Given data:

##########

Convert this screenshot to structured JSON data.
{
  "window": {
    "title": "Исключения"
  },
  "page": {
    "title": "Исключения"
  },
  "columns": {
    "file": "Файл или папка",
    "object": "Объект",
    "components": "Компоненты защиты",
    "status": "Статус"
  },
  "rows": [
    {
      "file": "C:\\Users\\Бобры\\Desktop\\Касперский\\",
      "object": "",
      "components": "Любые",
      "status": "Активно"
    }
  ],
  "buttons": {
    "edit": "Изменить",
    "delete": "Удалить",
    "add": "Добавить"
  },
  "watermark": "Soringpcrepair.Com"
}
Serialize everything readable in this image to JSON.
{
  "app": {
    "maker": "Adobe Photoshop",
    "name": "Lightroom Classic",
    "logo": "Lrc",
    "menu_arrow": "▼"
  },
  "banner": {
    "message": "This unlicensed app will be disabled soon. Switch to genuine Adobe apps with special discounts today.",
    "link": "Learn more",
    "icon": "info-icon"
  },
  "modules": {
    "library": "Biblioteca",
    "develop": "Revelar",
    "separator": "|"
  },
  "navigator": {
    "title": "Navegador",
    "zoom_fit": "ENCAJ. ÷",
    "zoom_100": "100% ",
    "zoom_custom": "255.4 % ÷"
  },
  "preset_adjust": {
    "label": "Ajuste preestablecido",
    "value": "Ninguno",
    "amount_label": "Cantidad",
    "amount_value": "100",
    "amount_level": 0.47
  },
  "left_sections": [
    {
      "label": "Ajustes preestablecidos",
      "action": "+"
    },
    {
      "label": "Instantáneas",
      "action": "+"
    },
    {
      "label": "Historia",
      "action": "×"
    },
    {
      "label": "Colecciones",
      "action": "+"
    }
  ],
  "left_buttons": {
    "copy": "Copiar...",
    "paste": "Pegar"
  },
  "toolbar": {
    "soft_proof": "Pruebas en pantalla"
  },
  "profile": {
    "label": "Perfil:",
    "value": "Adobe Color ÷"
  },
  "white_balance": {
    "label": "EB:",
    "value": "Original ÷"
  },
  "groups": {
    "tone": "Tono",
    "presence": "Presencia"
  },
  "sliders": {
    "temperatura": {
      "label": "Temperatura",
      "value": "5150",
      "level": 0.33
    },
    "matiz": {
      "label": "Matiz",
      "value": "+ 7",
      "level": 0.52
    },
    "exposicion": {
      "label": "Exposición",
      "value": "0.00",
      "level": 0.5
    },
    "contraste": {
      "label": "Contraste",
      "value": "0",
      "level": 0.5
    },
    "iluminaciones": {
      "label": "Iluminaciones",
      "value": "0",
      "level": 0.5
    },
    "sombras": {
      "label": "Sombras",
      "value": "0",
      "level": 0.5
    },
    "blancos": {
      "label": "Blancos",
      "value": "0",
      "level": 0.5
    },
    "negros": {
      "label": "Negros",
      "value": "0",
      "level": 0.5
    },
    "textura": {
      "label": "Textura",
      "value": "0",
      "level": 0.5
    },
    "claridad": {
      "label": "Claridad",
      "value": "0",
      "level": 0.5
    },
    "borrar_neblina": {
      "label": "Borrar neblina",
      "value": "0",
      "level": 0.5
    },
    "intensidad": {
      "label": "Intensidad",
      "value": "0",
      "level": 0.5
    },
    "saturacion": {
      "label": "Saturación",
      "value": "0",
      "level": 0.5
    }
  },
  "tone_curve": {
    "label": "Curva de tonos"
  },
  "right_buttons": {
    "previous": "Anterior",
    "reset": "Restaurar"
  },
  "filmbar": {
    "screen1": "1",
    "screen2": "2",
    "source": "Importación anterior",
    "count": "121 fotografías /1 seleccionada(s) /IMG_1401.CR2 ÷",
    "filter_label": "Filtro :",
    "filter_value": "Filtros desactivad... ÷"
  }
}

##########

Write out every line of the entries that holds the word "JSON".

Solution to this problem:
Convert this screenshot to structured JSON data.
Serialize everything readable in this image to JSON.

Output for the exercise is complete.